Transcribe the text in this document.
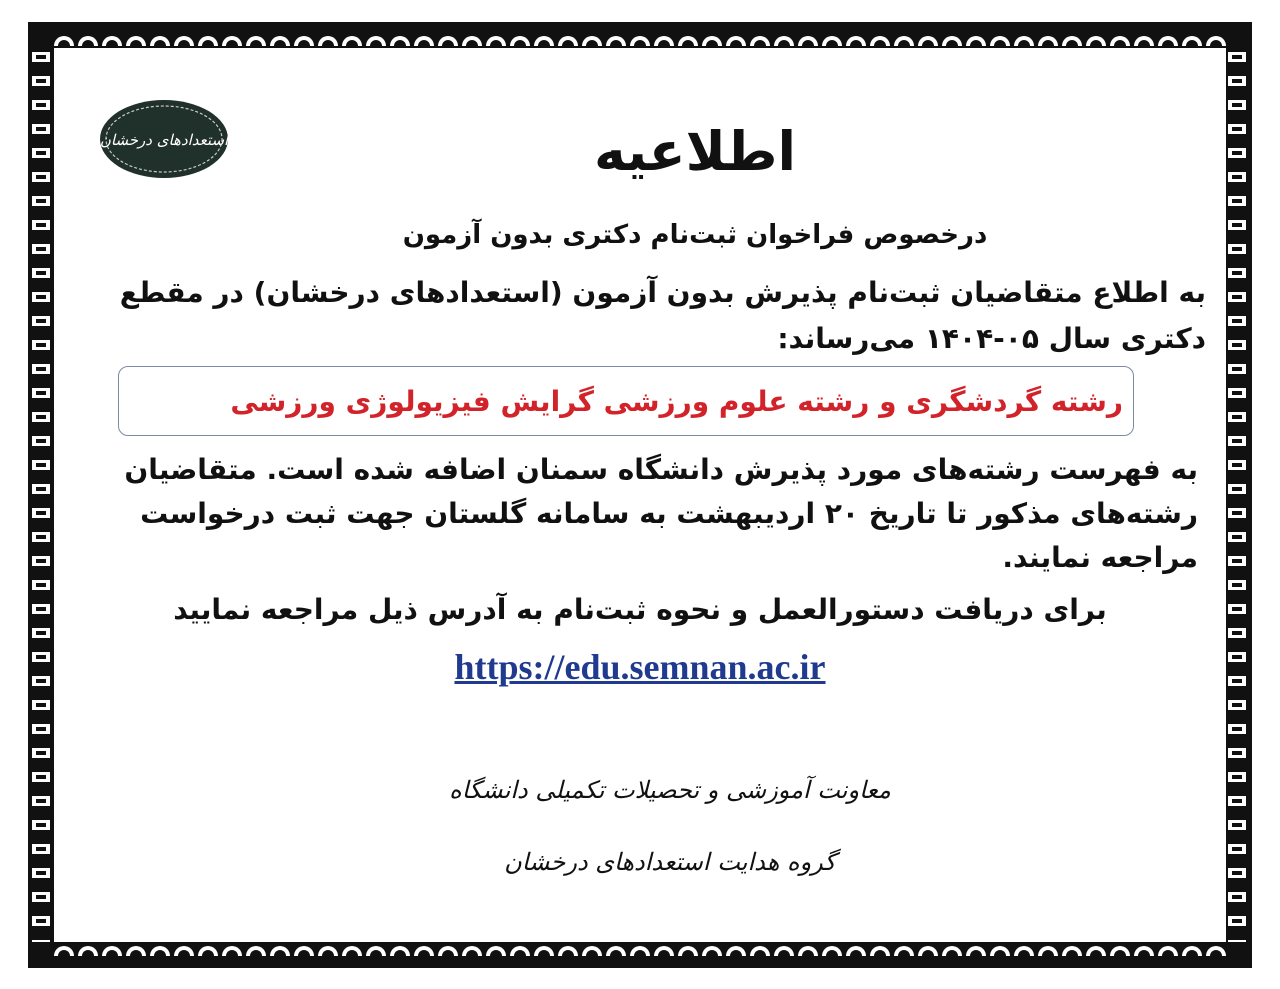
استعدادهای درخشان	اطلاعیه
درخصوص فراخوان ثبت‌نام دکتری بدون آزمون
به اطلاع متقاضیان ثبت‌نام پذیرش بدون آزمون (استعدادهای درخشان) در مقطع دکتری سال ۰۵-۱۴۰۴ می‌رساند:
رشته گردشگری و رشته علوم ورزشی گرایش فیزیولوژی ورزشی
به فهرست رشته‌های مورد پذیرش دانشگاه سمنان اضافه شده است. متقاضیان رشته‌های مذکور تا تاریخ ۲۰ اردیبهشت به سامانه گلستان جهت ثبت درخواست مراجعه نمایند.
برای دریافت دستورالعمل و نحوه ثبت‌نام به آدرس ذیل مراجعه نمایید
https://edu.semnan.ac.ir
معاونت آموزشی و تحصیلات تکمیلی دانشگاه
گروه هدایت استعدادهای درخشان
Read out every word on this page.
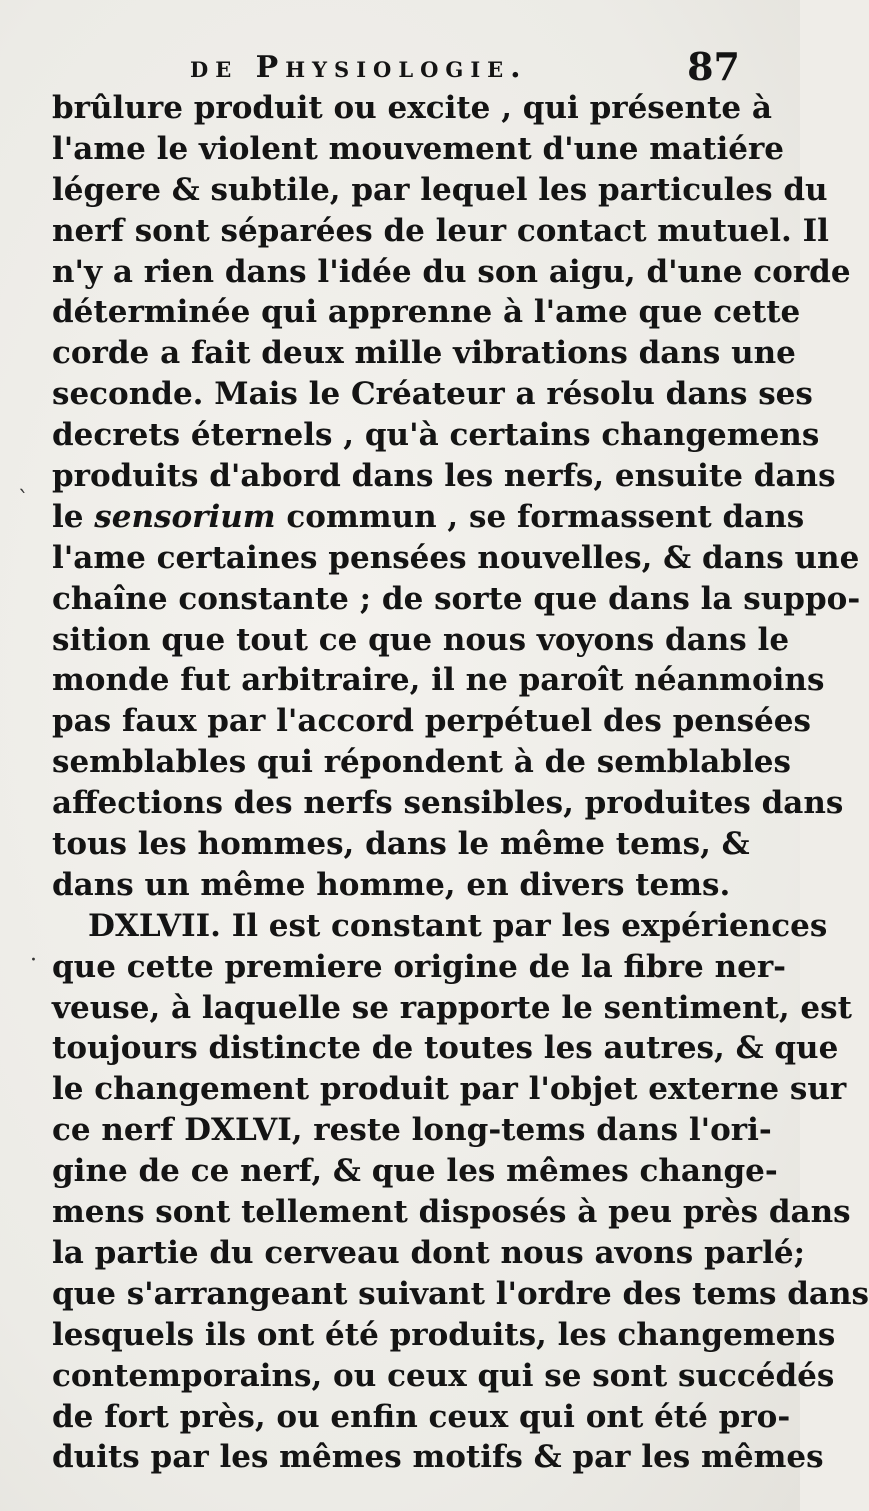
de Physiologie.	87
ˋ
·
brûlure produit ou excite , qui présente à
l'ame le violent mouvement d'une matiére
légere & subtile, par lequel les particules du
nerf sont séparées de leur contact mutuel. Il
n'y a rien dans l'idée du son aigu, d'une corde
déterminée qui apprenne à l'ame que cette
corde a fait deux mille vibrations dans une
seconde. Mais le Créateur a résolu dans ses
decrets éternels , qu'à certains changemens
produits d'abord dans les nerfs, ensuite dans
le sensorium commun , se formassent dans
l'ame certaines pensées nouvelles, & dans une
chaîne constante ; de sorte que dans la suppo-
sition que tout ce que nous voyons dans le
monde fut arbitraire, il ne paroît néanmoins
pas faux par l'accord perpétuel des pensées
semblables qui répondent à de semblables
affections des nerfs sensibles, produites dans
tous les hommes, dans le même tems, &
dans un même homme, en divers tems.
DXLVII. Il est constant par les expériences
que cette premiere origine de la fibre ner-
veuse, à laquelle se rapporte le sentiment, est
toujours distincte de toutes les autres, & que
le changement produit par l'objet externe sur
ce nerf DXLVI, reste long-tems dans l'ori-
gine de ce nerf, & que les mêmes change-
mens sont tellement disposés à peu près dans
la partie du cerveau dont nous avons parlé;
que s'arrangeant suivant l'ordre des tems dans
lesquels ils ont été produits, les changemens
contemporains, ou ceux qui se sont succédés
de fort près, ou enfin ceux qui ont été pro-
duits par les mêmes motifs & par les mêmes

──────────

■ Your instructions
Return the material word for word. Pictures are not part of the copy.

■ Result
Transcribe the text in this document.
استعدادهای درخشان	اطلاعیه
درخصوص فراخوان ثبت‌نام دکتری بدون آزمون
به اطلاع متقاضیان ثبت‌نام پذیرش بدون آزمون (استعدادهای درخشان) در مقطع دکتری سال ۰۵-۱۴۰۴ می‌رساند:
رشته گردشگری و رشته علوم ورزشی گرایش فیزیولوژی ورزشی
به فهرست رشته‌های مورد پذیرش دانشگاه سمنان اضافه شده است. متقاضیان رشته‌های مذکور تا تاریخ ۲۰ اردیبهشت به سامانه گلستان جهت ثبت درخواست مراجعه نمایند.
برای دریافت دستورالعمل و نحوه ثبت‌نام به آدرس ذیل مراجعه نمایید
https://edu.semnan.ac.ir
معاونت آموزشی و تحصیلات تکمیلی دانشگاه
گروه هدایت استعدادهای درخشان
Read out every word on this page.
de Physiologie.	87
ˋ
·
brûlure produit ou excite , qui présente à
l'ame le violent mouvement d'une matiére
légere & subtile, par lequel les particules du
nerf sont séparées de leur contact mutuel. Il
n'y a rien dans l'idée du son aigu, d'une corde
déterminée qui apprenne à l'ame que cette
corde a fait deux mille vibrations dans une
seconde. Mais le Créateur a résolu dans ses
decrets éternels , qu'à certains changemens
produits d'abord dans les nerfs, ensuite dans
le sensorium commun , se formassent dans
l'ame certaines pensées nouvelles, & dans une
chaîne constante ; de sorte que dans la suppo-
sition que tout ce que nous voyons dans le
monde fut arbitraire, il ne paroît néanmoins
pas faux par l'accord perpétuel des pensées
semblables qui répondent à de semblables
affections des nerfs sensibles, produites dans
tous les hommes, dans le même tems, &
dans un même homme, en divers tems.
DXLVII. Il est constant par les expériences
que cette premiere origine de la fibre ner-
veuse, à laquelle se rapporte le sentiment, est
toujours distincte de toutes les autres, & que
le changement produit par l'objet externe sur
ce nerf DXLVI, reste long-tems dans l'ori-
gine de ce nerf, & que les mêmes change-
mens sont tellement disposés à peu près dans
la partie du cerveau dont nous avons parlé;
que s'arrangeant suivant l'ordre des tems dans
lesquels ils ont été produits, les changemens
contemporains, ou ceux qui se sont succédés
de fort près, ou enfin ceux qui ont été pro-
duits par les mêmes motifs & par les mêmes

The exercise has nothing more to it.